■ **WORK INSTRUCTIONS**: Copy the data below exactly, omitting any picture it contains.

Collected data entries
----------

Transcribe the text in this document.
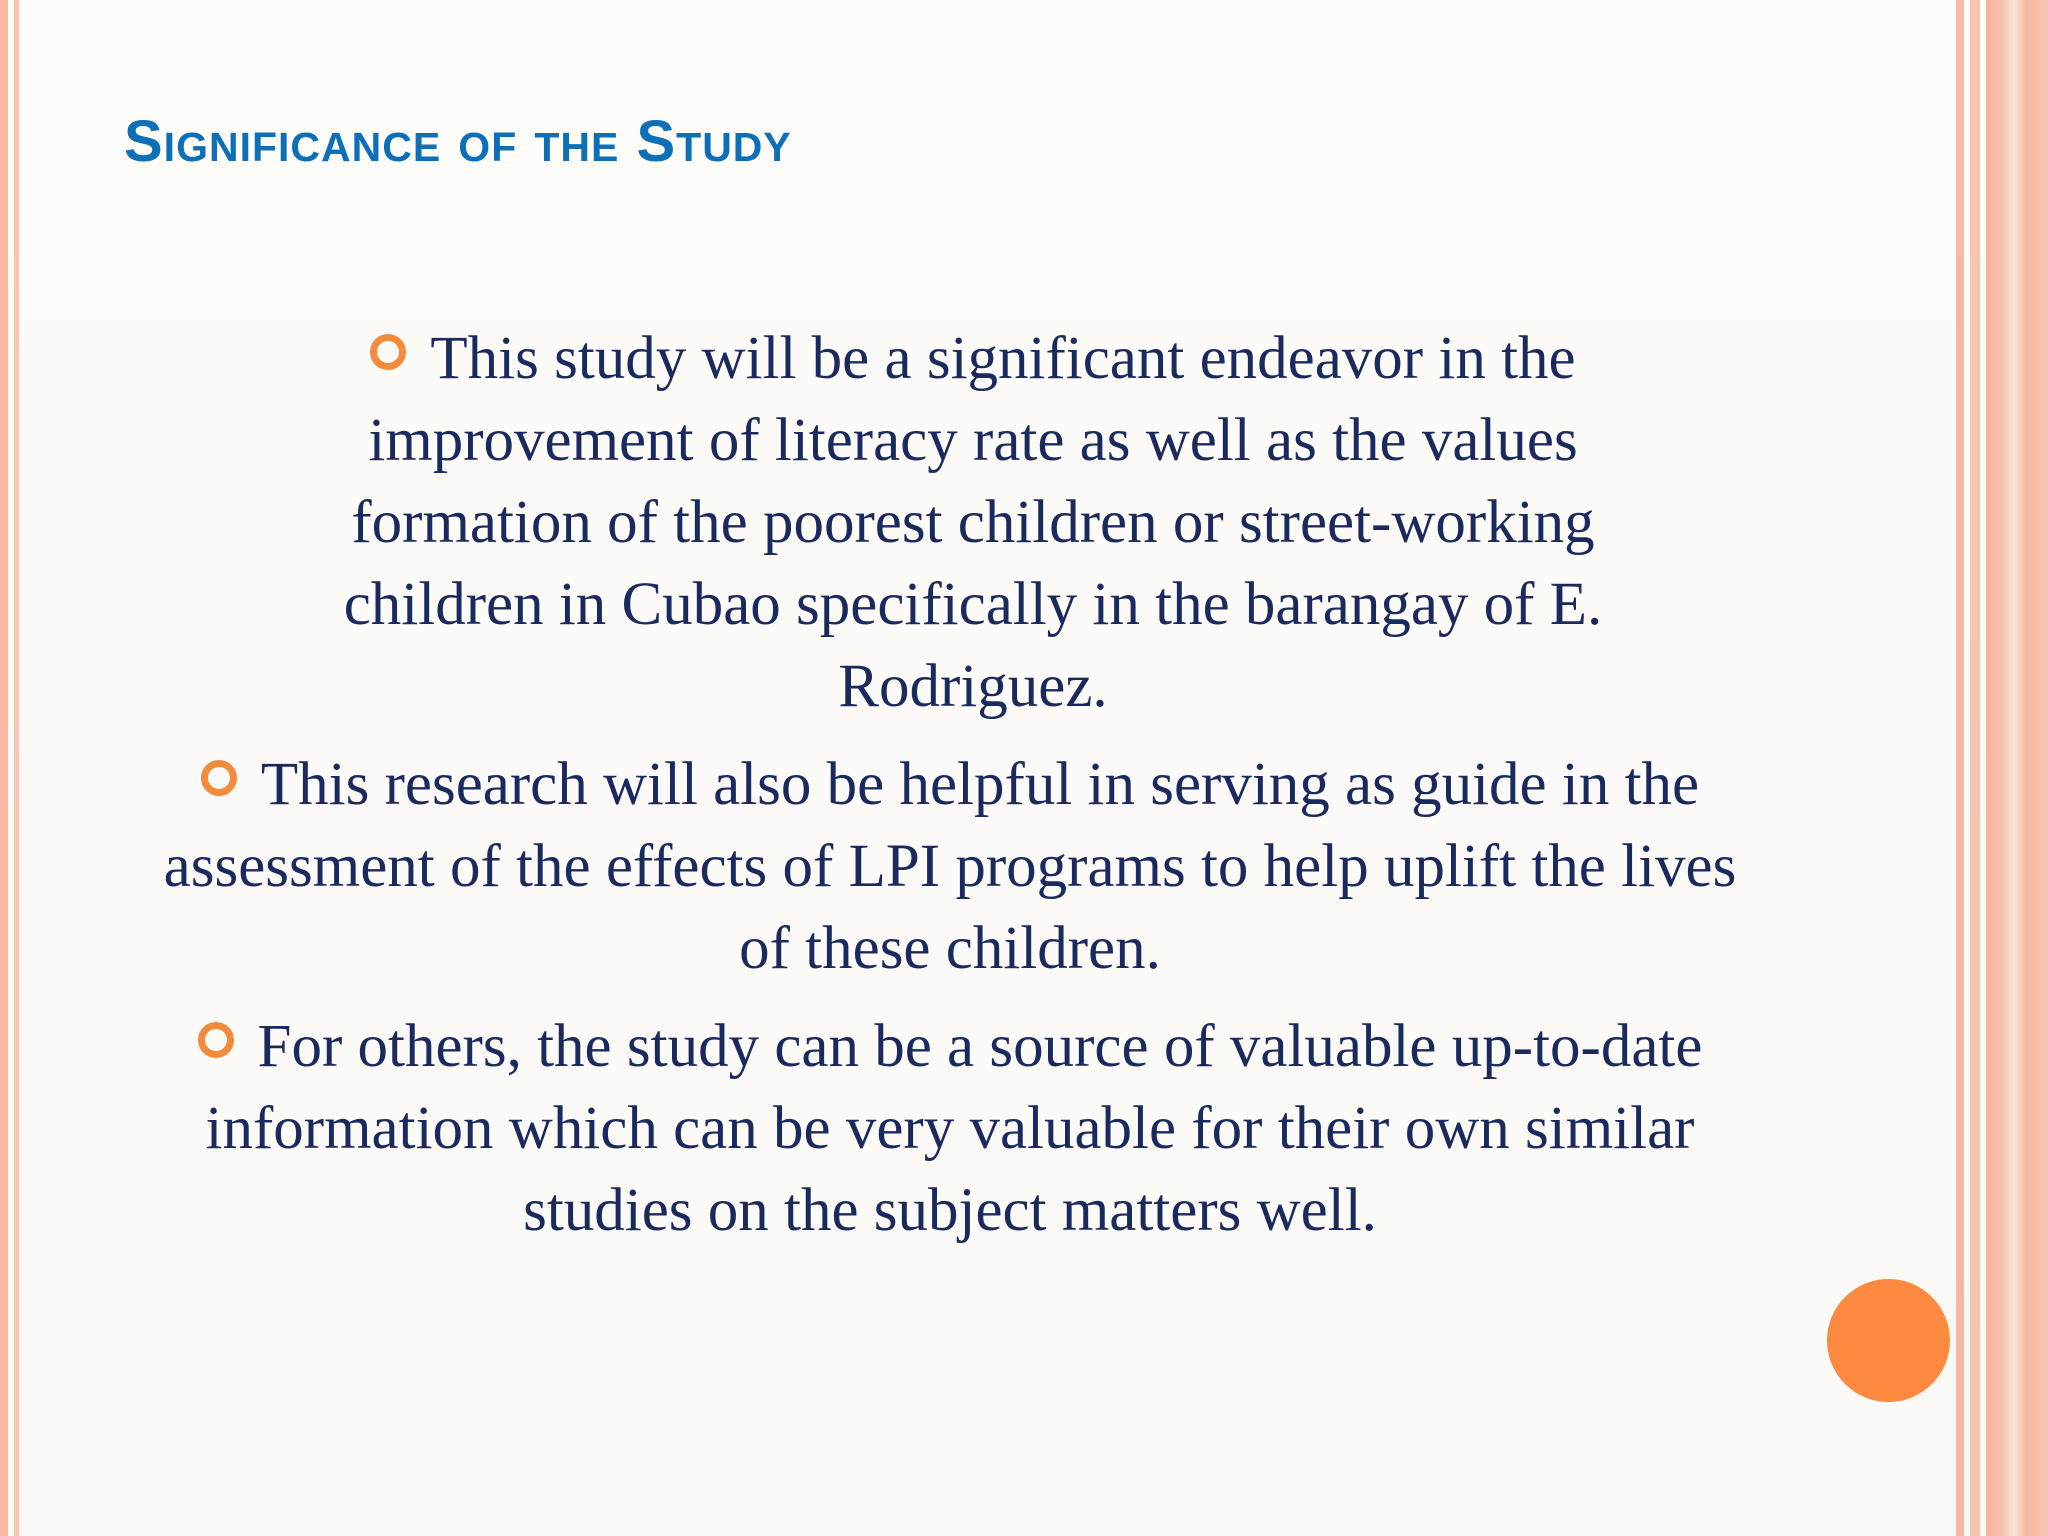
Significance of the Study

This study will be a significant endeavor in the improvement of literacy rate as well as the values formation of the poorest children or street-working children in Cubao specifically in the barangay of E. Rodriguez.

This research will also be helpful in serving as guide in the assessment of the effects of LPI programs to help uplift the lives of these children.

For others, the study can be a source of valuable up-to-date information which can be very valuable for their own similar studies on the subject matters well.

----------

■ **ANSWER TO THE PROBLEM**:
Transcribe the text in this document.
Significance of the Study

This study will be a significant endeavor in the improvement of literacy rate as well as the values formation of the poorest children or street-working children in Cubao specifically in the barangay of E. Rodriguez.

This research will also be helpful in serving as guide in the assessment of the effects of LPI programs to help uplift the lives of these children.

For others, the study can be a source of valuable up-to-date information which can be very valuable for their own similar studies on the subject matters well.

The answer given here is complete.